* begin DATA FOR THE TASK *

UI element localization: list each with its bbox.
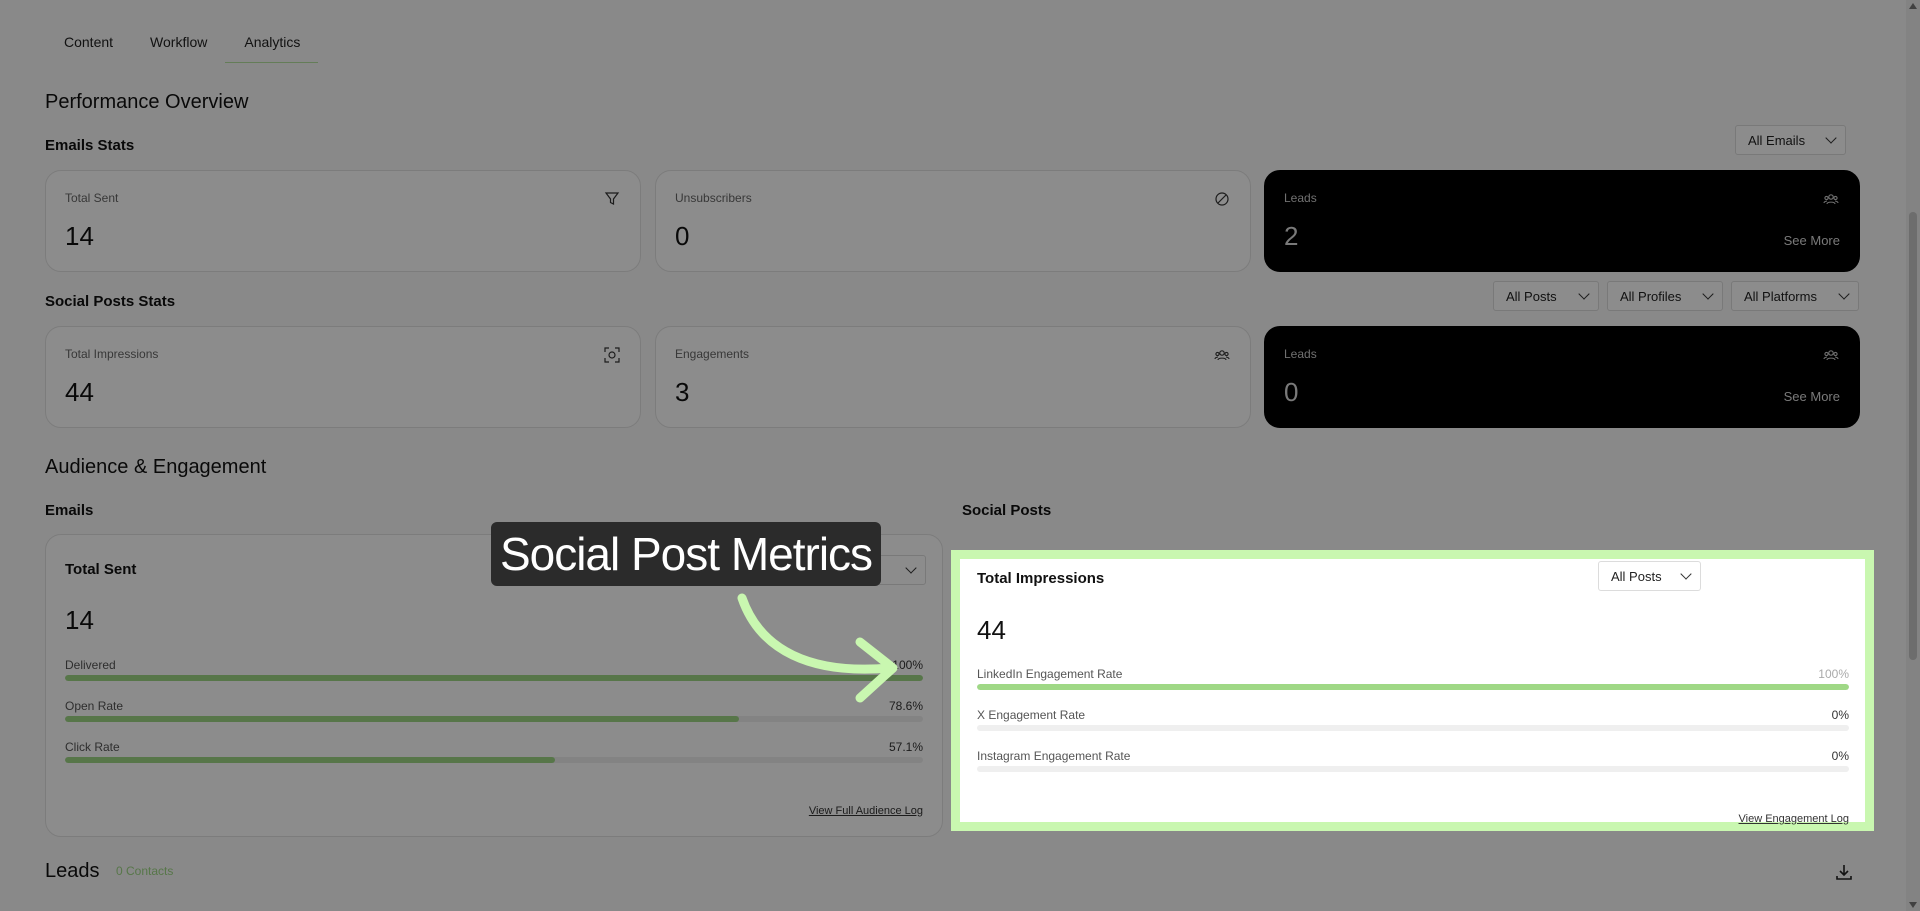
chevron-down-icon bbox=[1578, 288, 1590, 300]
tab-bar: Content Workflow Analytics bbox=[45, 28, 319, 63]
progress-fill bbox=[977, 684, 1849, 690]
panel-title: Total Impressions bbox=[977, 570, 1105, 587]
card-value: 44 bbox=[65, 377, 94, 407]
card-unsubscribers: Unsubscribers 0 bbox=[655, 170, 1251, 272]
audience-emails-title: Emails bbox=[45, 502, 94, 519]
card-value: 2 bbox=[1284, 221, 1299, 251]
metric-label: Open Rate bbox=[65, 699, 124, 713]
scroll-down-arrow[interactable] bbox=[1909, 902, 1917, 908]
people-icon bbox=[1214, 350, 1230, 361]
posts-filter-value: All Posts bbox=[1506, 288, 1557, 304]
card-value: 0 bbox=[675, 221, 690, 251]
metric-value: 100% bbox=[1818, 667, 1849, 681]
chevron-down-icon bbox=[1680, 568, 1692, 580]
audience-title: Audience & Engagement bbox=[45, 456, 267, 478]
tab-content[interactable]: Content bbox=[45, 28, 131, 63]
view-audience-log-link[interactable]: View Full Audience Log bbox=[809, 805, 923, 817]
metric-label: Instagram Engagement Rate bbox=[977, 749, 1131, 763]
social-engagement-panel: Total Impressions All Posts 44 LinkedIn … bbox=[970, 559, 1856, 825]
chevron-down-icon bbox=[1702, 288, 1714, 300]
posts-filter-dropdown[interactable]: All Posts bbox=[1493, 281, 1599, 311]
view-engagement-log-link[interactable]: View Engagement Log bbox=[1739, 813, 1850, 825]
social-panel-filter-dropdown[interactable]: All Posts bbox=[1598, 561, 1701, 591]
chevron-down-icon bbox=[905, 562, 917, 574]
scroll-up-arrow[interactable] bbox=[1909, 3, 1917, 9]
tab-workflow[interactable]: Workflow bbox=[131, 28, 225, 63]
tab-analytics[interactable]: Analytics bbox=[225, 28, 319, 63]
card-email-leads[interactable]: Leads 2 See More bbox=[1264, 170, 1860, 272]
callout-arrow-icon bbox=[737, 593, 898, 703]
metric-label: Click Rate bbox=[65, 740, 120, 754]
performance-title: Performance Overview bbox=[45, 91, 249, 113]
card-social-leads[interactable]: Leads 0 See More bbox=[1264, 326, 1860, 428]
metric-instagram: Instagram Engagement Rate 0% bbox=[977, 749, 1849, 789]
metric-value: 57.1% bbox=[888, 740, 923, 754]
platforms-filter-dropdown[interactable]: All Platforms bbox=[1731, 281, 1859, 311]
profiles-filter-value: All Profiles bbox=[1620, 288, 1682, 304]
people-icon bbox=[1823, 194, 1839, 205]
card-label: Total Sent bbox=[65, 191, 119, 205]
scan-icon bbox=[604, 347, 620, 363]
panel-value: 14 bbox=[65, 605, 94, 635]
emails-stats-title: Emails Stats bbox=[45, 137, 135, 154]
card-value: 14 bbox=[65, 221, 94, 251]
metric-click-rate: Click Rate 57.1% bbox=[65, 740, 923, 780]
progress-track bbox=[977, 725, 1849, 731]
progress-track bbox=[977, 766, 1849, 772]
progress-track bbox=[65, 757, 923, 763]
progress-track bbox=[977, 684, 1849, 690]
card-label: Total Impressions bbox=[65, 347, 159, 361]
people-icon bbox=[1823, 350, 1839, 361]
scroll-thumb[interactable] bbox=[1909, 212, 1917, 660]
metric-label: Delivered bbox=[65, 658, 116, 672]
emails-filter-dropdown[interactable]: All Emails bbox=[1735, 125, 1846, 155]
card-label: Leads bbox=[1284, 191, 1317, 205]
metric-value: 0% bbox=[1831, 708, 1849, 722]
metric-label: X Engagement Rate bbox=[977, 708, 1086, 722]
card-label: Leads bbox=[1284, 347, 1317, 361]
platforms-filter-value: All Platforms bbox=[1744, 288, 1817, 304]
panel-title: Total Sent bbox=[65, 561, 137, 578]
callout-label: Social Post Metrics bbox=[491, 522, 881, 586]
card-value: 3 bbox=[675, 377, 690, 407]
metric-value: 0% bbox=[1831, 749, 1849, 763]
leads-title: Leads bbox=[45, 860, 100, 882]
see-more-link[interactable]: See More bbox=[1784, 233, 1840, 248]
filter-value: All Posts bbox=[1611, 568, 1662, 584]
chevron-down-icon bbox=[1825, 132, 1837, 144]
emails-filter-value: All Emails bbox=[1748, 132, 1806, 148]
audience-social-title: Social Posts bbox=[962, 502, 1052, 519]
metric-linkedin: LinkedIn Engagement Rate 100% bbox=[977, 667, 1849, 707]
page-scrollbar[interactable] bbox=[1906, 0, 1920, 911]
leads-count: 0 Contacts bbox=[116, 864, 174, 878]
progress-fill bbox=[65, 757, 555, 763]
social-stats-title: Social Posts Stats bbox=[45, 293, 176, 310]
card-value: 0 bbox=[1284, 377, 1299, 407]
card-total-impressions: Total Impressions 44 bbox=[45, 326, 641, 428]
card-label: Engagements bbox=[675, 347, 750, 361]
card-label: Unsubscribers bbox=[675, 191, 752, 205]
panel-value: 44 bbox=[977, 615, 1006, 645]
profiles-filter-dropdown[interactable]: All Profiles bbox=[1607, 281, 1723, 311]
progress-track bbox=[65, 716, 923, 722]
card-engagements: Engagements 3 bbox=[655, 326, 1251, 428]
metric-x: X Engagement Rate 0% bbox=[977, 708, 1849, 748]
funnel-icon bbox=[604, 192, 620, 205]
card-total-sent: Total Sent 14 bbox=[45, 170, 641, 272]
download-icon[interactable] bbox=[1834, 862, 1854, 882]
see-more-link[interactable]: See More bbox=[1784, 389, 1840, 404]
metric-label: LinkedIn Engagement Rate bbox=[977, 667, 1123, 681]
block-icon bbox=[1215, 192, 1229, 206]
highlight-frame: Total Impressions All Posts 44 LinkedIn … bbox=[951, 550, 1874, 831]
chevron-down-icon bbox=[1838, 288, 1850, 300]
progress-fill bbox=[65, 716, 740, 722]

* end DATA FOR THE TASK *

WHAT YOU HAVE TO DO: Count the lines in the records above that contain the string "profiles", matching case exactly, and give only the number.

SOLUTION: 2